[Dataset excerpt]
******************************
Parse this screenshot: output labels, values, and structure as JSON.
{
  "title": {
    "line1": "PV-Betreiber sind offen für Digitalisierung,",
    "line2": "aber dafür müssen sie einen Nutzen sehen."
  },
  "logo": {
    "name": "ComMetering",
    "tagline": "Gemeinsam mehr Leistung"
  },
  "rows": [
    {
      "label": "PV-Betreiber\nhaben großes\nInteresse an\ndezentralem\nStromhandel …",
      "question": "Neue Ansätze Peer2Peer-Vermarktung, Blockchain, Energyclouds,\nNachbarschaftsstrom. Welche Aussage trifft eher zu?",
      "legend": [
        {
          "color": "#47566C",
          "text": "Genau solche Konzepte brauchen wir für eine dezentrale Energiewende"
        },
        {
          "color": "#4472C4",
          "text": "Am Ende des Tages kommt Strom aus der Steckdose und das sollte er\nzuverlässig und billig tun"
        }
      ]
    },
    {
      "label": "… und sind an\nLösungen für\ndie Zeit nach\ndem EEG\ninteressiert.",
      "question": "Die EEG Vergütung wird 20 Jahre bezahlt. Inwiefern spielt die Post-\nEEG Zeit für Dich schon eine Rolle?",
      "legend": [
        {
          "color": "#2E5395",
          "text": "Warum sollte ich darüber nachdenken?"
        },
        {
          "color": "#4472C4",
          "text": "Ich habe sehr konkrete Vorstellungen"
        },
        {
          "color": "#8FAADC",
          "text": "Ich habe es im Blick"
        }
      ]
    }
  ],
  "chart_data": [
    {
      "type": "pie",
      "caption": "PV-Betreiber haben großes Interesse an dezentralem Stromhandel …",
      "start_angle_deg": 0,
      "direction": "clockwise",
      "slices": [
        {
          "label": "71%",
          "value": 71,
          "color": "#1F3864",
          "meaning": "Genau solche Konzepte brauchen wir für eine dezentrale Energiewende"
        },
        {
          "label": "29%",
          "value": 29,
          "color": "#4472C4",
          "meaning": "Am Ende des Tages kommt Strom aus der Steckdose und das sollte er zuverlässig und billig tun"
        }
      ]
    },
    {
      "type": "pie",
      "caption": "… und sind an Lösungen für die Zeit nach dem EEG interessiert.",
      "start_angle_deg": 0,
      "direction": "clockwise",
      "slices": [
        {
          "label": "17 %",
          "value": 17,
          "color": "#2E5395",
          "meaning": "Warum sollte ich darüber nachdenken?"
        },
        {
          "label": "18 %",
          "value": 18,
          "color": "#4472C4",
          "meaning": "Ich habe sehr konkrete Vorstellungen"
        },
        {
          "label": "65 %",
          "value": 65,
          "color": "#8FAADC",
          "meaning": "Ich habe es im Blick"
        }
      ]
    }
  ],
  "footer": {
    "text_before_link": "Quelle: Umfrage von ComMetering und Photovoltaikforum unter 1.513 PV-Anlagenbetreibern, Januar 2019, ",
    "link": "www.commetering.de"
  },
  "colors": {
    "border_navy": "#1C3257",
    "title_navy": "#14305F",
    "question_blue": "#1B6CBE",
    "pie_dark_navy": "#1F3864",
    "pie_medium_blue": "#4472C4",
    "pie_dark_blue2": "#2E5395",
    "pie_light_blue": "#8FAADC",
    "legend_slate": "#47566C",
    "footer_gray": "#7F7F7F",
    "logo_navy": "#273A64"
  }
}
******************************
* _Brief_
Pick out all lines from the data above in which the word "billig" appears.

* _Problem solution_
          "text": "Am Ende des Tages kommt Strom aus der Steckdose und das sollte er\nzuverlässig und billig tun"
          "meaning": "Am Ende des Tages kommt Strom aus der Steckdose und das sollte er zuverlässig und billig tun"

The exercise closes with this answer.